#### Extracted data
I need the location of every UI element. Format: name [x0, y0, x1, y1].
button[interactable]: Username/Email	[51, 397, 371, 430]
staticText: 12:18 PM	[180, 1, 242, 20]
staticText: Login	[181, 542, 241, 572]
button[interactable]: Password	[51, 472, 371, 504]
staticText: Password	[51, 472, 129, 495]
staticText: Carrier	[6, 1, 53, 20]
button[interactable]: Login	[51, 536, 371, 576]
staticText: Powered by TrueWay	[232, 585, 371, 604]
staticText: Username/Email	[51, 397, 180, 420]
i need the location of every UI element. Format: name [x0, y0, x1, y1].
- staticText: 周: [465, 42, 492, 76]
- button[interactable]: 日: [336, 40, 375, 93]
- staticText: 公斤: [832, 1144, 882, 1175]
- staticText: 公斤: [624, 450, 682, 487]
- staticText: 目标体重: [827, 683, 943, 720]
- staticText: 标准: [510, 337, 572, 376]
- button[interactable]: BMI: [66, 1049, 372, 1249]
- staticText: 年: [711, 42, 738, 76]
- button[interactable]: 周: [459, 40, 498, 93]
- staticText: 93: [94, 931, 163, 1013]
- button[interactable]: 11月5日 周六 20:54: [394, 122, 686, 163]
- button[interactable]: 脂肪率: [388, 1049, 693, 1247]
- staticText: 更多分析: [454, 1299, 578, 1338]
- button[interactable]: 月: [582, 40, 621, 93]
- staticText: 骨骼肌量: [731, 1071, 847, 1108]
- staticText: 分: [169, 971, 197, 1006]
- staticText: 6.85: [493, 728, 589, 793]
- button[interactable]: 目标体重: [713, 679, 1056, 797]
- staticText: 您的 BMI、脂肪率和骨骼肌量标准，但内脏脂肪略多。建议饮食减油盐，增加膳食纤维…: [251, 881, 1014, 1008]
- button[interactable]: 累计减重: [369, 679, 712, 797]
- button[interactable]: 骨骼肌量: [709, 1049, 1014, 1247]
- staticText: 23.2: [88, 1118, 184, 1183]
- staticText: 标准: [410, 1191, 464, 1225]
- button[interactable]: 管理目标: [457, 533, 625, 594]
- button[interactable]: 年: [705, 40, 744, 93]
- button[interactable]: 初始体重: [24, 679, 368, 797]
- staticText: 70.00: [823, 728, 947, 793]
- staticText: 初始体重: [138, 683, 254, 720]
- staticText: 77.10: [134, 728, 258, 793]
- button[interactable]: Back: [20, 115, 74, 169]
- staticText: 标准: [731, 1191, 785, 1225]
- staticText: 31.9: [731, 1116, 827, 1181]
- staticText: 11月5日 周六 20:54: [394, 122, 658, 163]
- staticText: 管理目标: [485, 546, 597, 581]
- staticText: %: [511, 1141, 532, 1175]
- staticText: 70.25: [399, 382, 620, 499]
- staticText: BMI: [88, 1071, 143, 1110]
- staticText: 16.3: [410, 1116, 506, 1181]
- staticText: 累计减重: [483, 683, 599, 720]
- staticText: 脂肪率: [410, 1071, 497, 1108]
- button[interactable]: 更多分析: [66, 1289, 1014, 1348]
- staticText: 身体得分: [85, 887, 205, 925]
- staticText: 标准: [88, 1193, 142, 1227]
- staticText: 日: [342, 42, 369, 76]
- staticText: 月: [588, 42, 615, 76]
########
**Work to complete**
Reproduce the items above unchanged, from the very first line down to and including the line that contains "- button[interactable]: 11月5日".

**Task result**
I need the location of every UI element. Format: name [x0, y0, x1, y1].
button[interactable]: Username/Email	[51, 397, 371, 430]
staticText: 12:18 PM	[180, 1, 242, 20]
staticText: Login	[181, 542, 241, 572]
button[interactable]: Password	[51, 472, 371, 504]
staticText: Password	[51, 472, 129, 495]
staticText: Carrier	[6, 1, 53, 20]
button[interactable]: Login	[51, 536, 371, 576]
staticText: Powered by TrueWay	[232, 585, 371, 604]
staticText: Username/Email	[51, 397, 180, 420]
i need the location of every UI element. Format: name [x0, y0, x1, y1].
- staticText: 周: [465, 42, 492, 76]
- button[interactable]: 日: [336, 40, 375, 93]
- staticText: 公斤: [832, 1144, 882, 1175]
- staticText: 公斤: [624, 450, 682, 487]
- staticText: 目标体重: [827, 683, 943, 720]
- staticText: 标准: [510, 337, 572, 376]
- button[interactable]: BMI: [66, 1049, 372, 1249]
- staticText: 年: [711, 42, 738, 76]
- button[interactable]: 周: [459, 40, 498, 93]
- staticText: 93: [94, 931, 163, 1013]
- button[interactable]: 11月5日 周六 20:54: [394, 122, 686, 163]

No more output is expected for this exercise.